### DOCUMENT
[BEGIN]

It will be understood that any component defined herein as being included may be explicitly excluded by way of proviso or negative limitation, such as any specific compounds or method steps, whether implicitly or explicitly defined herein.
In addition, all ranges given herein include the end of the ranges and also any intermediate range points, whether explicitly stated or not.
Finally, terms of degree such as "substantially", "about" and "approximately" as used herein mean a reasonable amount of deviation of the modified term such that the end result is not significantly changed. These terms of degree should be construed as including a deviation of at least ±5% of the modified term if this deviation would not negate the meaning of the word it modifies.
Compositions and Methods
Described herein are novel additives for use with water-based drilling fluids which can enhance lubricity, increase shale inhibition, and/or control, reduce, or inhibit the corrosion caused by brine-based drilling fluids without the associated environmental costs and the technical shortcomings of conventional drilling fluids. In aspects, the components and drilling fluids described herein are environmentally acceptable, economical, and will inhibit corrosion.

[END]

### DATA SECTION
[BEGIN]

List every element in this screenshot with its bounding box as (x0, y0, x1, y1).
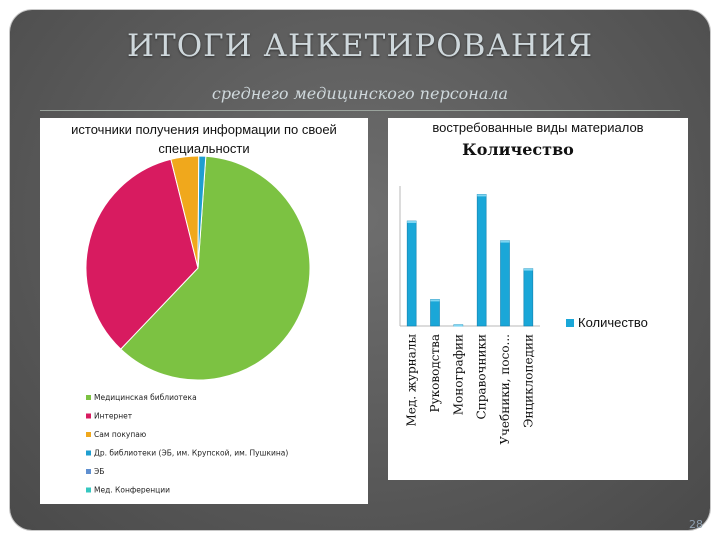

[END]

### TASKS AND EXERCISES
1. Set down the drilling fluid excerpt word for word, beginning at the words "It will be understood" and stopping after "stated or not.".
2. Write the next part of the drilling fluid excerpt, picking up after its final sentence.
The data has no connection to the drilling fluid excerpt.

### TASK RESULTS
1.
It will be understood that any component defined herein as being included may be explicitly excluded by way of proviso or negative limitation, such as any specific compounds or method steps, whether implicitly or explicitly defined herein.
In addition, all ranges given herein include the end of the ranges and also any intermediate range points, whether explicitly stated or not.

2.
Thus, described herein are water-based drilling fluids. In aspects, the drilling fluids comprise one or more soluble salts in a high concentration and in other aspects, the drilling fluids comprise one or more non-reducing sugar alcohols in a high concentration. In yet other aspects, the drilling fluids comprise one or more soluble salts in a high concentration one or more non-reducing sugar alcohols in a high concentration. Regarding the soluble salts and non-reducing sugar alcohols, it will be understood that any and all soluble salts and non-reducing sugar alcohols are encompassed herein. Certain examples are given by way of further explanation but are not limiting. In aspects, the soluble salts and/or non-reducing sugar alcohols are considered environmentally friendly. In additional or alternative aspects, the soluble salts and/or non-reducing sugar alcohols are considered safe. In additional or alternative aspects, the soluble salts and/or non-reducing sugar alcohols are suitable for use in a drilling fluid or drilling operation. In additional or alternative aspects, the soluble salts and/or non-reducing sugar alcohols are biodegradable.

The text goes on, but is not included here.